++++ Record extracts ++++
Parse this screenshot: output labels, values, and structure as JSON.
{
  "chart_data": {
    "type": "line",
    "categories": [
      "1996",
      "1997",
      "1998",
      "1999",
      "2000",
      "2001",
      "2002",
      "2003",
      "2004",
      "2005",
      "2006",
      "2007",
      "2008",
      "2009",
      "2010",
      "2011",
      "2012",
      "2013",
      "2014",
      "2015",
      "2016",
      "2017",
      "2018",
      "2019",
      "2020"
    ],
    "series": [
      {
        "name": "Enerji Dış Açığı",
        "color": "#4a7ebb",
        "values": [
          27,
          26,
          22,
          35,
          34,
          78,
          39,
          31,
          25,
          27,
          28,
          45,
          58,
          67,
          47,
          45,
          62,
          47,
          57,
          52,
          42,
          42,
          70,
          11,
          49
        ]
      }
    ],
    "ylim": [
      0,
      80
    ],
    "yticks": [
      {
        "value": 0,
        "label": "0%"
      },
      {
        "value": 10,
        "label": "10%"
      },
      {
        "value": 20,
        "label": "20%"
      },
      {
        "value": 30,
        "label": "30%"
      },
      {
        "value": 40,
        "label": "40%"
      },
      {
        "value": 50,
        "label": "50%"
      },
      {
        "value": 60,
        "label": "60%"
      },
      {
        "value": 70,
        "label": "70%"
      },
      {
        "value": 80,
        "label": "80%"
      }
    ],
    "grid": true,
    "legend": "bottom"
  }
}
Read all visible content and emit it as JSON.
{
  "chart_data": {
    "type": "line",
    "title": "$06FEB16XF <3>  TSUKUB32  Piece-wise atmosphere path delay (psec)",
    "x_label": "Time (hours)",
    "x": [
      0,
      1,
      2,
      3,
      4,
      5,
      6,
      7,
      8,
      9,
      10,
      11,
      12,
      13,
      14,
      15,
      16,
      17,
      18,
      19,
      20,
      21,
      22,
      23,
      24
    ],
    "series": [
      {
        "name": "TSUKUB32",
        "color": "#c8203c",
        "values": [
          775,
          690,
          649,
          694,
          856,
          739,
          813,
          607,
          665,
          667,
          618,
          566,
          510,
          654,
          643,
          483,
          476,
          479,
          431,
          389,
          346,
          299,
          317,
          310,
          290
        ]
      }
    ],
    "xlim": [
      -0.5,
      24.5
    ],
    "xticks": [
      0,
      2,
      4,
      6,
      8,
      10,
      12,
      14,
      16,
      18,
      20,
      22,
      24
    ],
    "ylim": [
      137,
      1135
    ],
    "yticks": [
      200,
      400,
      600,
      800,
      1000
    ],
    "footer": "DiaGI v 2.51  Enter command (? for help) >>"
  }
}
++++
Lines holding the word "JSON" in the entries above are the ones to pull out. Copy them all.

Parse this screenshot: output labels, values, and structure as JSON.
Read all visible content and emit it as JSON.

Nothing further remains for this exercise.